■ Problem requirements
Below are entries. Pull out all lines containing "Homebuilder".

■ Data section
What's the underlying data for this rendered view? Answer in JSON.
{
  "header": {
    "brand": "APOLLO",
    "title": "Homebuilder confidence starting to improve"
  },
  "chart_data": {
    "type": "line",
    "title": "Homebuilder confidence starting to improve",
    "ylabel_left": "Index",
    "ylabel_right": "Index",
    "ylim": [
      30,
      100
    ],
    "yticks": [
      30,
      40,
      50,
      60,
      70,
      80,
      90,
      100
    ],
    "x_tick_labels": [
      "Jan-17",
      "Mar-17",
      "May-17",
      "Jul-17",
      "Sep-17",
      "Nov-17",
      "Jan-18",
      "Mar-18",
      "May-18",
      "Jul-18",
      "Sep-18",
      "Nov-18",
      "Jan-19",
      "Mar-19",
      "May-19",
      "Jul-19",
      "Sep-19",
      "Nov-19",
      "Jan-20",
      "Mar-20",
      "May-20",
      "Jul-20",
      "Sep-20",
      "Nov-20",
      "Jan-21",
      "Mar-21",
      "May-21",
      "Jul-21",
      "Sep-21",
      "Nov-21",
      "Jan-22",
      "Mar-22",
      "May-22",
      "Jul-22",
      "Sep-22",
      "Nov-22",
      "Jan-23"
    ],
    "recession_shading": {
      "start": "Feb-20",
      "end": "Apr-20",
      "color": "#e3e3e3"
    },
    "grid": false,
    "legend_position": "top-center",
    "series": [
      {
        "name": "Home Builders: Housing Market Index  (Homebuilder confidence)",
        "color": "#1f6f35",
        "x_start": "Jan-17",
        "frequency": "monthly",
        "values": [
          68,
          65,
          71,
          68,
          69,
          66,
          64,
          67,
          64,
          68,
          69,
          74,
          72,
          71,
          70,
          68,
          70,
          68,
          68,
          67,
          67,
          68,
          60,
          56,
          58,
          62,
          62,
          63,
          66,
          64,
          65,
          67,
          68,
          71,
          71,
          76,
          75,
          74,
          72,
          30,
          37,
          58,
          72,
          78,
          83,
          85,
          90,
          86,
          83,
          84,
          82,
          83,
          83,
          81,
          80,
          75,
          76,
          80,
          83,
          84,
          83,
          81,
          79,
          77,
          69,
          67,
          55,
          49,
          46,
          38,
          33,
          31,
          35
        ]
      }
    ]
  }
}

■ Solution to the problem
    "title": "Homebuilder confidence starting to improve"
    "title": "Homebuilder confidence starting to improve",
        "name": "Home Builders: Housing Market Index  (Homebuilder confidence)",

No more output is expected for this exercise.